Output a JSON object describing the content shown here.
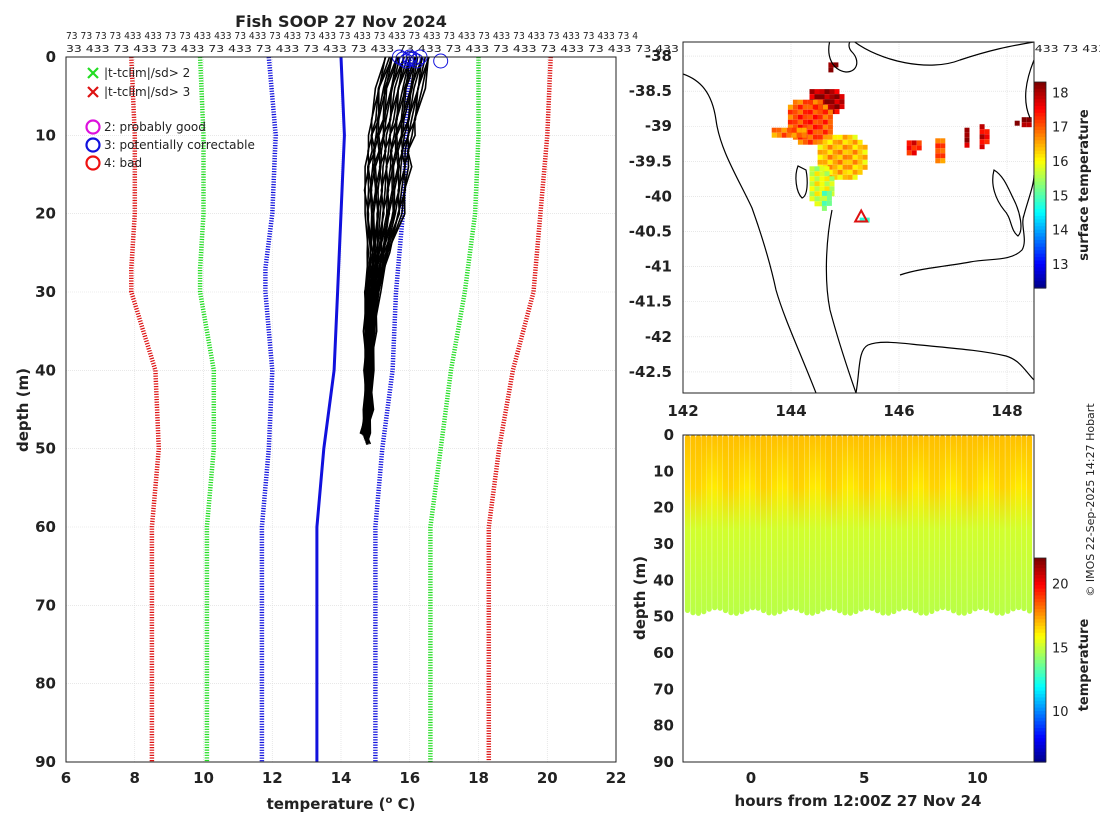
{
  "figure": {
    "title": "Fish SOOP 27 Nov 2024",
    "credit": "© IMOS 22-Sep-2025 14:27 Hobart",
    "flag_row_1": "73 73 73 73 433 433 73 73 433 433 73 433 73 433 73 433 73 433 73 433 73 433 73 433 73 433 73 433 73 433 73 433 73 4",
    "flag_row_2": "33 433 73 433 73 433 73 433 73 433 73 433 73 433 73 433 73 433 73 433 73 433 73 433 73 433 73 433 73 433 73 433 73 433 73 433 73 433 73 433 73 433 73 433"
  },
  "chart_data": [
    {
      "type": "line",
      "name": "profile",
      "xlabel": "temperature (",
      "xlabel_sup": "o",
      "xlabel_end": " C)",
      "ylabel": "depth (m)",
      "xlim": [
        6,
        22
      ],
      "ylim": [
        90,
        0
      ],
      "xticks": [
        6,
        8,
        10,
        12,
        14,
        16,
        18,
        20,
        22
      ],
      "yticks": [
        0,
        10,
        20,
        30,
        40,
        50,
        60,
        70,
        80,
        90
      ],
      "grid": true,
      "legend": [
        {
          "label": "|t-tclim|/sd> 2",
          "marker": "x",
          "color": "#22dd22"
        },
        {
          "label": "|t-tclim|/sd> 3",
          "marker": "x",
          "color": "#dd1111"
        },
        {
          "label": "2: probably good",
          "marker": "o",
          "color": "#dd11dd"
        },
        {
          "label": "3: potentially correctable",
          "marker": "o",
          "color": "#1111dd"
        },
        {
          "label": "4: bad",
          "marker": "o",
          "color": "#ee1111"
        }
      ],
      "series": [
        {
          "name": "clim -3sd",
          "color": "#dd1111",
          "style": "dotted",
          "depth": [
            0,
            10,
            20,
            27,
            30,
            40,
            50,
            60,
            70,
            80,
            90
          ],
          "temp": [
            7.9,
            8.0,
            8.0,
            7.9,
            7.9,
            8.6,
            8.7,
            8.5,
            8.5,
            8.5,
            8.5
          ]
        },
        {
          "name": "clim -2sd",
          "color": "#22dd22",
          "style": "dotted",
          "depth": [
            0,
            10,
            20,
            27,
            30,
            40,
            50,
            60,
            70,
            80,
            90
          ],
          "temp": [
            9.9,
            10.0,
            10.0,
            9.9,
            9.9,
            10.3,
            10.3,
            10.1,
            10.1,
            10.1,
            10.1
          ]
        },
        {
          "name": "clim -1sd",
          "color": "#1111dd",
          "style": "dotted",
          "depth": [
            0,
            10,
            20,
            27,
            30,
            40,
            50,
            60,
            70,
            80,
            90
          ],
          "temp": [
            11.9,
            12.1,
            12.0,
            11.8,
            11.8,
            12.0,
            11.9,
            11.7,
            11.7,
            11.7,
            11.7
          ]
        },
        {
          "name": "clim mean",
          "color": "#1111dd",
          "style": "solid",
          "depth": [
            0,
            10,
            20,
            30,
            40,
            50,
            60,
            70,
            80,
            90
          ],
          "temp": [
            14.0,
            14.1,
            14.0,
            13.9,
            13.8,
            13.5,
            13.3,
            13.3,
            13.3,
            13.3
          ]
        },
        {
          "name": "clim +1sd",
          "color": "#1111dd",
          "style": "dotted",
          "depth": [
            0,
            10,
            20,
            30,
            40,
            50,
            60,
            70,
            80,
            90
          ],
          "temp": [
            16.0,
            15.9,
            15.8,
            15.6,
            15.5,
            15.2,
            15.0,
            15.0,
            15.0,
            15.0
          ]
        },
        {
          "name": "clim +2sd",
          "color": "#22dd22",
          "style": "dotted",
          "depth": [
            0,
            10,
            20,
            30,
            40,
            50,
            60,
            70,
            80,
            90
          ],
          "temp": [
            18.0,
            18.0,
            17.9,
            17.6,
            17.2,
            16.9,
            16.6,
            16.6,
            16.6,
            16.6
          ]
        },
        {
          "name": "clim +3sd",
          "color": "#dd1111",
          "style": "dotted",
          "depth": [
            0,
            10,
            20,
            30,
            40,
            50,
            60,
            70,
            80,
            90
          ],
          "temp": [
            20.1,
            20.0,
            19.8,
            19.6,
            19.0,
            18.6,
            18.3,
            18.3,
            18.3,
            18.3
          ]
        }
      ],
      "profiles": {
        "color": "#000000",
        "depth": [
          0,
          4,
          8,
          10,
          12,
          14,
          17,
          20,
          25,
          30,
          35,
          40,
          45,
          48,
          49.5
        ],
        "temp_left": [
          15.3,
          15.0,
          14.9,
          14.8,
          14.8,
          14.7,
          14.7,
          14.7,
          14.8,
          14.7,
          14.7,
          14.7,
          14.7,
          14.6,
          14.7
        ],
        "temp_right": [
          16.6,
          16.4,
          16.2,
          16.1,
          16.0,
          16.0,
          15.9,
          15.8,
          15.4,
          15.1,
          15.0,
          14.9,
          14.9,
          14.8,
          14.8
        ]
      },
      "surface_flags": {
        "color": "#1111dd",
        "depth": 0,
        "temps": [
          15.7,
          15.8,
          15.9,
          16.0,
          16.1,
          16.2,
          16.3,
          16.0,
          16.9
        ]
      }
    },
    {
      "type": "heatmap",
      "name": "map",
      "xlim": [
        142,
        148.5
      ],
      "ylim": [
        -42.8,
        -37.8
      ],
      "xticks": [
        142,
        144,
        146,
        148
      ],
      "yticks": [
        -38,
        -38.5,
        -39,
        -39.5,
        -40,
        -40.5,
        -41,
        -41.5,
        -42,
        -42.5
      ],
      "colorbar": {
        "label": "surface temperature",
        "min": 12.3,
        "max": 18.3,
        "ticks": [
          13,
          14,
          15,
          16,
          17,
          18
        ]
      },
      "track_marker": {
        "lon": 145.3,
        "lat": -40.3,
        "color": "#dd1111"
      },
      "sst_patches": [
        {
          "lon": 144.6,
          "lat": -38.6,
          "rx": 0.35,
          "ry": 0.2,
          "temp": 18.2
        },
        {
          "lon": 144.3,
          "lat": -38.9,
          "rx": 0.45,
          "ry": 0.35,
          "temp": 17.3
        },
        {
          "lon": 143.9,
          "lat": -39.05,
          "rx": 0.35,
          "ry": 0.1,
          "temp": 17.0
        },
        {
          "lon": 144.9,
          "lat": -39.4,
          "rx": 0.5,
          "ry": 0.35,
          "temp": 16.6
        },
        {
          "lon": 144.5,
          "lat": -39.8,
          "rx": 0.25,
          "ry": 0.3,
          "temp": 16.0
        },
        {
          "lon": 144.6,
          "lat": -40.0,
          "rx": 0.12,
          "ry": 0.15,
          "temp": 15.4
        },
        {
          "lon": 146.2,
          "lat": -39.25,
          "rx": 0.15,
          "ry": 0.12,
          "temp": 17.6
        },
        {
          "lon": 146.7,
          "lat": -39.3,
          "rx": 0.12,
          "ry": 0.2,
          "temp": 17.2
        },
        {
          "lon": 147.2,
          "lat": -39.1,
          "rx": 0.08,
          "ry": 0.15,
          "temp": 18.2
        },
        {
          "lon": 147.5,
          "lat": -39.1,
          "rx": 0.1,
          "ry": 0.2,
          "temp": 17.8
        },
        {
          "lon": 148.3,
          "lat": -38.9,
          "rx": 0.12,
          "ry": 0.1,
          "temp": 18.3
        },
        {
          "lon": 148.1,
          "lat": -38.9,
          "rx": 0.05,
          "ry": 0.05,
          "temp": 18.3
        },
        {
          "lon": 145.3,
          "lat": -40.3,
          "rx": 0.12,
          "ry": 0.07,
          "temp": 15.1
        },
        {
          "lon": 144.7,
          "lat": -38.1,
          "rx": 0.1,
          "ry": 0.08,
          "temp": 18.3
        }
      ]
    },
    {
      "type": "scatter",
      "name": "time-depth",
      "xlabel": "hours from 12:00Z 27 Nov 24",
      "ylabel": "depth (m)",
      "xlim": [
        -3,
        12.5
      ],
      "ylim": [
        90,
        0
      ],
      "xticks": [
        0,
        5,
        10
      ],
      "yticks": [
        0,
        10,
        20,
        30,
        40,
        50,
        60,
        70,
        80,
        90
      ],
      "colorbar": {
        "label": "temperature",
        "min": 6.0,
        "max": 22.0,
        "ticks": [
          10,
          15,
          20
        ]
      },
      "cast_start": -2.8,
      "cast_end": 12.3,
      "cast_count": 64,
      "max_depth": 49,
      "temp_surface": 17.0,
      "temp_bottom": 14.9,
      "thermocline_depth": 18
    }
  ]
}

--------------------------------

**Exercise task:** Only the number is wanted: how many lines of these entries contain the string "temperature"?

**Task solution:** 3